- **Provided material**
▼▼▼

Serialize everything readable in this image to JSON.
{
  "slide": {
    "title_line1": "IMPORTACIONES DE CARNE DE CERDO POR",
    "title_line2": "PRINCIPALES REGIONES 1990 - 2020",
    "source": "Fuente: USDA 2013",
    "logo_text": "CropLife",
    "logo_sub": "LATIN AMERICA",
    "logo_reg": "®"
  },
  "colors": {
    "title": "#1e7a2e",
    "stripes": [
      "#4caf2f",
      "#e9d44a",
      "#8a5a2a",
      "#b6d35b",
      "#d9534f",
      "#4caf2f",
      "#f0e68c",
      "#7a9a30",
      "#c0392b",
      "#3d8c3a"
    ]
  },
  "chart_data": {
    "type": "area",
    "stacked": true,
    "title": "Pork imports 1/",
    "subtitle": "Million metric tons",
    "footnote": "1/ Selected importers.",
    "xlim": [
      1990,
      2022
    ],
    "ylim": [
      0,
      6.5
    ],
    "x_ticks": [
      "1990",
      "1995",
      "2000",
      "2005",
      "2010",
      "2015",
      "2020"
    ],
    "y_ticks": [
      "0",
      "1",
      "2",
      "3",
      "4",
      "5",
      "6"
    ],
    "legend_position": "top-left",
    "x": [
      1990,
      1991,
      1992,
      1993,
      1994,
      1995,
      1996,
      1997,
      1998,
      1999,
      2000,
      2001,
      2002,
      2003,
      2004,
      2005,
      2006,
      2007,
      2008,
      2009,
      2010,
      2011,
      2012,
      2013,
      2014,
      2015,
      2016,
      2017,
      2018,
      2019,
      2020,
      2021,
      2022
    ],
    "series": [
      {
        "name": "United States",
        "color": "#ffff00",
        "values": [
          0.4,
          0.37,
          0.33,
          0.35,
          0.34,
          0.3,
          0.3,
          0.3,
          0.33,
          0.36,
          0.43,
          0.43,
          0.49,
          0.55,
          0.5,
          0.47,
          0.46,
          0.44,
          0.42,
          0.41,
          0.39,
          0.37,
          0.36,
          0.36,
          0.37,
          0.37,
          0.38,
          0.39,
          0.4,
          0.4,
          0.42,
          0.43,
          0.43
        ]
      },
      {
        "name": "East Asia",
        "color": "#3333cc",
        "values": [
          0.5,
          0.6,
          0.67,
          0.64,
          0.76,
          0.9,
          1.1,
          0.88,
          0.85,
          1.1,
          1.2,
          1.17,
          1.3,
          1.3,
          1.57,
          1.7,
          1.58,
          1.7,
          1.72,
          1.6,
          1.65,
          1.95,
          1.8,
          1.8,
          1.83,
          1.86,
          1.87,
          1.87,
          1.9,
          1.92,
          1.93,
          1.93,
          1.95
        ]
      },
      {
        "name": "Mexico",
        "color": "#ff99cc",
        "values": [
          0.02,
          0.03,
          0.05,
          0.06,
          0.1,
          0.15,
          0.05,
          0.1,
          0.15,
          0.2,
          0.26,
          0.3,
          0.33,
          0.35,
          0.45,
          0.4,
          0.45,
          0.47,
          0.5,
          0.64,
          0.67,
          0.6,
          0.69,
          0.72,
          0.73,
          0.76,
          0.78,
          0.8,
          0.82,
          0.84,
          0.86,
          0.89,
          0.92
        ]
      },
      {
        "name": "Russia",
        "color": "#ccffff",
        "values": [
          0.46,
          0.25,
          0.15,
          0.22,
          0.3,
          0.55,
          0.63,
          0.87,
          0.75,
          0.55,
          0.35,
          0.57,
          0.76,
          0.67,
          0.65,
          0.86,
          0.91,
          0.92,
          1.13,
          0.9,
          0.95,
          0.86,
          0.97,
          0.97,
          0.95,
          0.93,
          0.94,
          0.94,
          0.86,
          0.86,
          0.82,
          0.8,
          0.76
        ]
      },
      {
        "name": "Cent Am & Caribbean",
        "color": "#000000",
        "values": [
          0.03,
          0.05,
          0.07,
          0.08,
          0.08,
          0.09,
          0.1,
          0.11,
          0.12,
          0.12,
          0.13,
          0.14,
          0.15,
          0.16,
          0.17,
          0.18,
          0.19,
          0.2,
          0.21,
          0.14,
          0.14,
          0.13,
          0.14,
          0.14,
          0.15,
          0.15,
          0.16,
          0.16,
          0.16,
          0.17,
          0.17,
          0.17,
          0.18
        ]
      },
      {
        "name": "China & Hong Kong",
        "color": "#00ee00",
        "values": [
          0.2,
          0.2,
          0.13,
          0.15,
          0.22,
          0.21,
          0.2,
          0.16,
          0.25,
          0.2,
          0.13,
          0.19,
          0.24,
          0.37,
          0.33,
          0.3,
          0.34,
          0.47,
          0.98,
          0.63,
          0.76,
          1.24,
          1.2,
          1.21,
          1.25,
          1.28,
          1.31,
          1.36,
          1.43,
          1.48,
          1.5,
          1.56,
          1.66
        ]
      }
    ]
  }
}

▲▲▲

- **What is expected**
Check every line of the data above for the string "name", and copy those that have it.

- **Response below**
        "name": "United States",
        "name": "East Asia",
        "name": "Mexico",
        "name": "Russia",
        "name": "Cent Am & Caribbean",
        "name": "China & Hong Kong",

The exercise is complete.